*** The input ***

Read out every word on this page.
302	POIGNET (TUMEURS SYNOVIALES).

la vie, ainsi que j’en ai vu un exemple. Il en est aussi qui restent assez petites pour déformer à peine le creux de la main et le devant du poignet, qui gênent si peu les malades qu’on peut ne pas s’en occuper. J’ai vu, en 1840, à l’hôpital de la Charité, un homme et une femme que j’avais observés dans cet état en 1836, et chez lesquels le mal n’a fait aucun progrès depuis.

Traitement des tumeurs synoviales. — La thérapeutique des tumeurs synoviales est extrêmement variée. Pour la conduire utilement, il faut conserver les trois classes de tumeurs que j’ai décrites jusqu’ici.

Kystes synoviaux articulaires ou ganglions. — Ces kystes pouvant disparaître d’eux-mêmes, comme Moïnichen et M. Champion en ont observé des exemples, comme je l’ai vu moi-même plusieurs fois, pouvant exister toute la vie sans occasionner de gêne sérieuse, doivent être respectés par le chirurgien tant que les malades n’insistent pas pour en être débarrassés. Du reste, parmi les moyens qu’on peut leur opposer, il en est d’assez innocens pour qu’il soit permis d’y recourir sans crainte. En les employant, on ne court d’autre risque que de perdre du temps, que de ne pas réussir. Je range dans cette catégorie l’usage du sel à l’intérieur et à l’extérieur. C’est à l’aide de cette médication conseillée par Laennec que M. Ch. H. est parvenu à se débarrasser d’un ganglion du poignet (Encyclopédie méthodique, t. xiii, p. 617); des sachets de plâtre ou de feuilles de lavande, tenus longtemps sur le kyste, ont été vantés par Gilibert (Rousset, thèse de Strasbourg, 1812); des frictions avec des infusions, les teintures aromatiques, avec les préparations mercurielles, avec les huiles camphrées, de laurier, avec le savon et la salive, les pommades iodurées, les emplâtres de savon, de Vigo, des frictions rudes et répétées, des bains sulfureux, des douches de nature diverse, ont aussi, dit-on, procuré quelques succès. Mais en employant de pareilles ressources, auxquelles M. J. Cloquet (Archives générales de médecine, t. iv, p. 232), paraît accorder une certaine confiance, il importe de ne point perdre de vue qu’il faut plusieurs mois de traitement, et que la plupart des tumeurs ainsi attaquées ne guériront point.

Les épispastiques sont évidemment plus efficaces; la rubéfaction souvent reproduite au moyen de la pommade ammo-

***

# Your instructions
Write each line above out exactly.

# Response for this exercise
Read out every word on this page.
302	POIGNET (TUMEURS SYNOVIALES).

la vie, ainsi que j’en ai vu un exemple. Il en est aussi qui restent assez petites pour déformer à peine le creux de la main et le devant du poignet, qui gênent si peu les malades qu’on peut ne pas s’en occuper. J’ai vu, en 1840, à l’hôpital de la Charité, un homme et une femme que j’avais observés dans cet état en 1836, et chez lesquels le mal n’a fait aucun progrès depuis.

Traitement des tumeurs synoviales. — La thérapeutique des tumeurs synoviales est extrêmement variée. Pour la conduire utilement, il faut conserver les trois classes de tumeurs que j’ai décrites jusqu’ici.

Kystes synoviaux articulaires ou ganglions. — Ces kystes pouvant disparaître d’eux-mêmes, comme Moïnichen et M. Champion en ont observé des exemples, comme je l’ai vu moi-même plusieurs fois, pouvant exister toute la vie sans occasionner de gêne sérieuse, doivent être respectés par le chirurgien tant que les malades n’insistent pas pour en être débarrassés. Du reste, parmi les moyens qu’on peut leur opposer, il en est d’assez innocens pour qu’il soit permis d’y recourir sans crainte. En les employant, on ne court d’autre risque que de perdre du temps, que de ne pas réussir. Je range dans cette catégorie l’usage du sel à l’intérieur et à l’extérieur. C’est à l’aide de cette médication conseillée par Laennec que M. Ch. H. est parvenu à se débarrasser d’un ganglion du poignet (Encyclopédie méthodique, t. xiii, p. 617); des sachets de plâtre ou de feuilles de lavande, tenus longtemps sur le kyste, ont été vantés par Gilibert (Rousset, thèse de Strasbourg, 1812); des frictions avec des infusions, les teintures aromatiques, avec les préparations mercurielles, avec les huiles camphrées, de laurier, avec le savon et la salive, les pommades iodurées, les emplâtres de savon, de Vigo, des frictions rudes et répétées, des bains sulfureux, des douches de nature diverse, ont aussi, dit-on, procuré quelques succès. Mais en employant de pareilles ressources, auxquelles M. J. Cloquet (Archives générales de médecine, t. iv, p. 232), paraît accorder une certaine confiance, il importe de ne point perdre de vue qu’il faut plusieurs mois de traitement, et que la plupart des tumeurs ainsi attaquées ne guériront point.

Les épispastiques sont évidemment plus efficaces; la rubéfaction souvent reproduite au moyen de la pommade ammo-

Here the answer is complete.